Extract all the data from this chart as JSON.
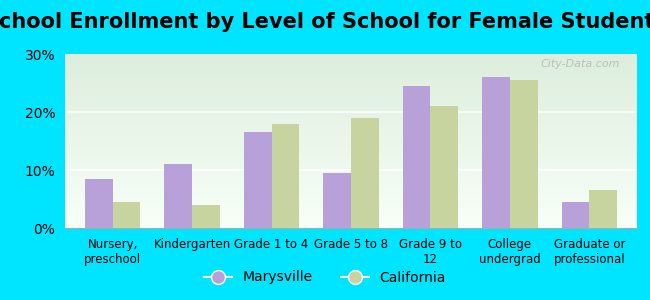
{
  "title": "School Enrollment by Level of School for Female Students",
  "categories": [
    "Nursery,\npreschool",
    "Kindergarten",
    "Grade 1 to 4",
    "Grade 5 to 8",
    "Grade 9 to\n12",
    "College\nundergrad",
    "Graduate or\nprofessional"
  ],
  "marysville": [
    8.5,
    11.0,
    16.5,
    9.5,
    24.5,
    26.0,
    4.5
  ],
  "california": [
    4.5,
    4.0,
    18.0,
    19.0,
    21.0,
    25.5,
    6.5
  ],
  "marysville_color": "#b8a0d8",
  "california_color": "#c8d4a0",
  "background_outer": "#00e5ff",
  "background_inner_top": "#ddeedd",
  "background_inner_bottom": "#f8fff8",
  "ylim": [
    0,
    30
  ],
  "yticks": [
    0,
    10,
    20,
    30
  ],
  "ytick_labels": [
    "0%",
    "10%",
    "20%",
    "30%"
  ],
  "legend_marysville": "Marysville",
  "legend_california": "California",
  "title_fontsize": 15,
  "watermark": "City-Data.com"
}
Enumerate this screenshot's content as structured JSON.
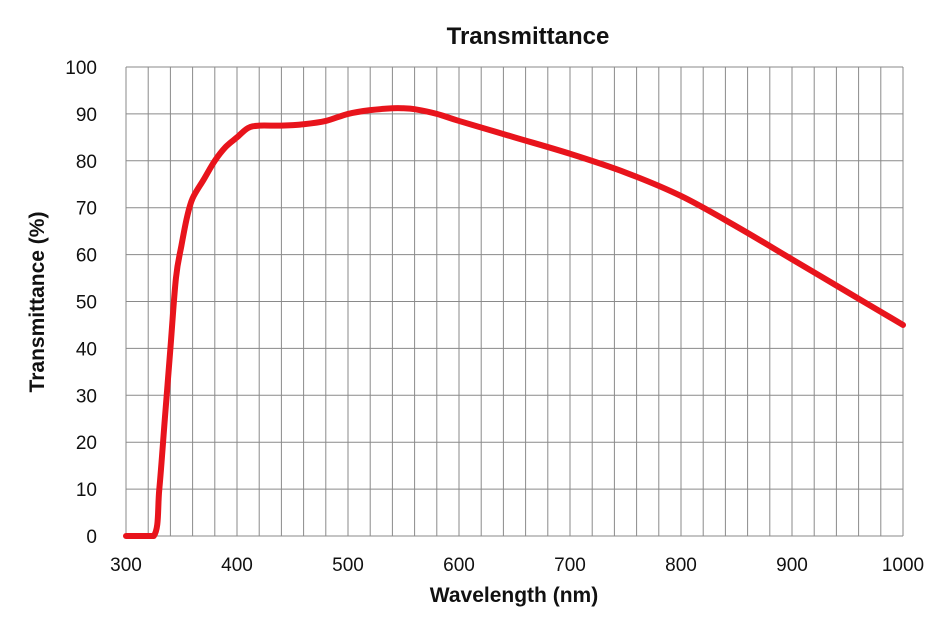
{
  "chart_data": {
    "type": "line",
    "title": "Transmittance",
    "xlabel": "Wavelength (nm)",
    "ylabel": "Transmittance (%)",
    "xlim": [
      300,
      1000
    ],
    "ylim": [
      0,
      100
    ],
    "x_ticks": [
      300,
      400,
      500,
      600,
      700,
      800,
      900,
      1000
    ],
    "y_ticks": [
      0,
      10,
      20,
      30,
      40,
      50,
      60,
      70,
      80,
      90,
      100
    ],
    "grid": true,
    "grid_x_step": 20,
    "grid_y_step": 10,
    "series": [
      {
        "color": "#e8141c",
        "x": [
          300,
          325,
          330,
          335,
          340,
          345,
          350,
          355,
          360,
          370,
          380,
          390,
          400,
          410,
          420,
          440,
          460,
          480,
          500,
          520,
          540,
          550,
          560,
          580,
          600,
          650,
          700,
          750,
          800,
          850,
          900,
          950,
          1000
        ],
        "y": [
          0,
          0,
          10,
          25,
          40,
          55,
          62,
          68,
          72,
          76,
          80,
          83,
          85,
          87,
          87.5,
          87.5,
          87.8,
          88.5,
          90,
          90.8,
          91.2,
          91.2,
          91,
          90,
          88.5,
          85,
          81.5,
          77.5,
          72.5,
          66,
          59,
          52,
          45
        ]
      }
    ]
  }
}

=======

PROBLEM STATEMENT: Images in the records should not be copied. Repeat all the rest exactly.

EXERCISE OUTPUT:
Extract all the data from this chart as JSON.
{
  "title": "School Enrollment by Level of School for Female Students",
  "categories": [
    "Nursery,\npreschool",
    "Kindergarten",
    "Grade 1 to 4",
    "Grade 5 to 8",
    "Grade 9 to\n12",
    "College\nundergrad",
    "Graduate or\nprofessional"
  ],
  "marysville": [
    8.5,
    11.0,
    16.5,
    9.5,
    24.5,
    26.0,
    4.5
  ],
  "california": [
    4.5,
    4.0,
    18.0,
    19.0,
    21.0,
    25.5,
    6.5
  ],
  "marysville_color": "#b8a0d8",
  "california_color": "#c8d4a0",
  "background_outer": "#00e5ff",
  "background_inner_top": "#ddeedd",
  "background_inner_bottom": "#f8fff8",
  "ylim": [
    0,
    30
  ],
  "yticks": [
    0,
    10,
    20,
    30
  ],
  "ytick_labels": [
    "0%",
    "10%",
    "20%",
    "30%"
  ],
  "legend_marysville": "Marysville",
  "legend_california": "California",
  "title_fontsize": 15,
  "watermark": "City-Data.com"
}
Enumerate this screenshot's content as structured JSON.
{
  "chart_data": {
    "type": "line",
    "title": "Transmittance",
    "xlabel": "Wavelength (nm)",
    "ylabel": "Transmittance (%)",
    "xlim": [
      300,
      1000
    ],
    "ylim": [
      0,
      100
    ],
    "x_ticks": [
      300,
      400,
      500,
      600,
      700,
      800,
      900,
      1000
    ],
    "y_ticks": [
      0,
      10,
      20,
      30,
      40,
      50,
      60,
      70,
      80,
      90,
      100
    ],
    "grid": true,
    "grid_x_step": 20,
    "grid_y_step": 10,
    "series": [
      {
        "color": "#e8141c",
        "x": [
          300,
          325,
          330,
          335,
          340,
          345,
          350,
          355,
          360,
          370,
          380,
          390,
          400,
          410,
          420,
          440,
          460,
          480,
          500,
          520,
          540,
          550,
          560,
          580,
          600,
          650,
          700,
          750,
          800,
          850,
          900,
          950,
          1000
        ],
        "y": [
          0,
          0,
          10,
          25,
          40,
          55,
          62,
          68,
          72,
          76,
          80,
          83,
          85,
          87,
          87.5,
          87.5,
          87.8,
          88.5,
          90,
          90.8,
          91.2,
          91.2,
          91,
          90,
          88.5,
          85,
          81.5,
          77.5,
          72.5,
          66,
          59,
          52,
          45
        ]
      }
    ]
  }
}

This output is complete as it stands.